[Data listing]
———
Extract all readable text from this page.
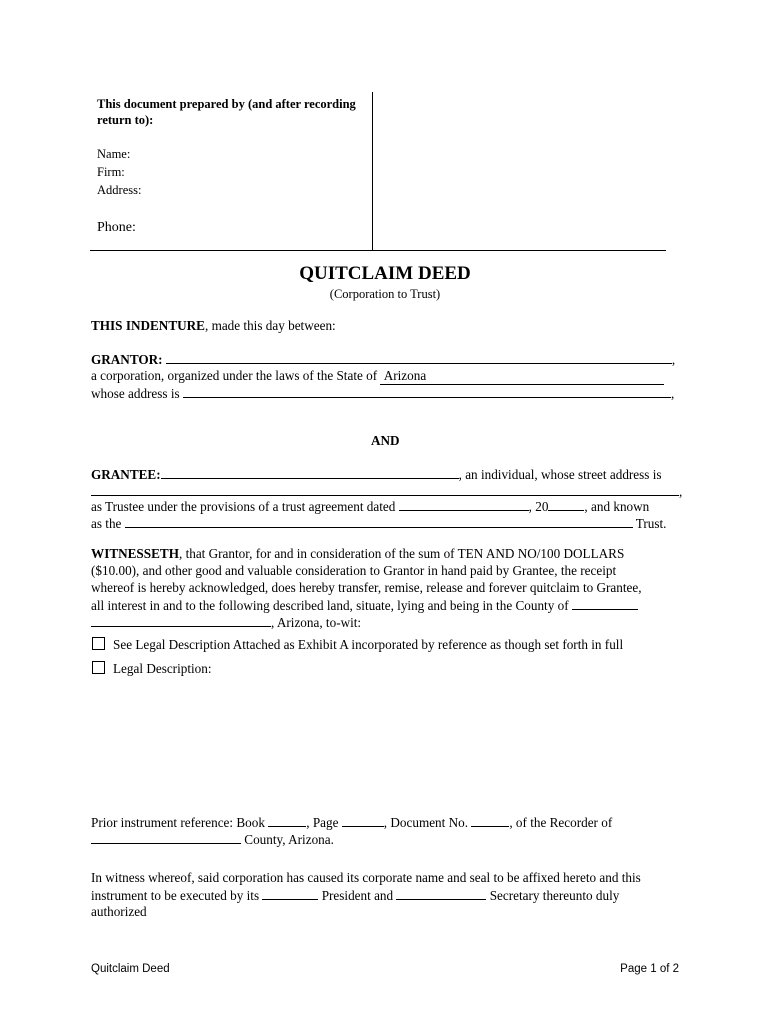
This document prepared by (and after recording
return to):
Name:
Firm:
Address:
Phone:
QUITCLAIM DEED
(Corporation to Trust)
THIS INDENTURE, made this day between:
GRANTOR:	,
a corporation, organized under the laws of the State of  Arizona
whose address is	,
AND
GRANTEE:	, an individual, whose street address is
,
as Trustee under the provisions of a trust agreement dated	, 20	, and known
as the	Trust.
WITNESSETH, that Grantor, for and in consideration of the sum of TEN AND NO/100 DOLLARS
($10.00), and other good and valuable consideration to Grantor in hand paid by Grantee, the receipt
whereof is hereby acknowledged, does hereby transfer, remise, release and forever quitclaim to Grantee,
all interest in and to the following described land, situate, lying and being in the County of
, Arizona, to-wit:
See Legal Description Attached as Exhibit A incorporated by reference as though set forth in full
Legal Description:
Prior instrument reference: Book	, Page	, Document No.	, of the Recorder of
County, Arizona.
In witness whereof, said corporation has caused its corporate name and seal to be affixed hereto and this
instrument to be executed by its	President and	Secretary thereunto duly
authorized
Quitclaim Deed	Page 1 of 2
———
EXERCISE OBJECTIVE: Every entry above should be duplicated exactly. Do not include the images.

TASK RESULT:
Extract all readable text from this page.
This document prepared by (and after recording
return to):
Name:
Firm:
Address:
Phone:
QUITCLAIM DEED
(Corporation to Trust)
THIS INDENTURE, made this day between:
GRANTOR:	,
a corporation, organized under the laws of the State of  Arizona
whose address is	,
AND
GRANTEE:	, an individual, whose street address is
,
as Trustee under the provisions of a trust agreement dated	, 20	, and known
as the	Trust.
WITNESSETH, that Grantor, for and in consideration of the sum of TEN AND NO/100 DOLLARS
($10.00), and other good and valuable consideration to Grantor in hand paid by Grantee, the receipt
whereof is hereby acknowledged, does hereby transfer, remise, release and forever quitclaim to Grantee,
all interest in and to the following described land, situate, lying and being in the County of
, Arizona, to-wit:
See Legal Description Attached as Exhibit A incorporated by reference as though set forth in full
Legal Description:
Prior instrument reference: Book	, Page	, Document No.	, of the Recorder of
County, Arizona.
In witness whereof, said corporation has caused its corporate name and seal to be affixed hereto and this
instrument to be executed by its	President and	Secretary thereunto duly
authorized
Quitclaim Deed	Page 1 of 2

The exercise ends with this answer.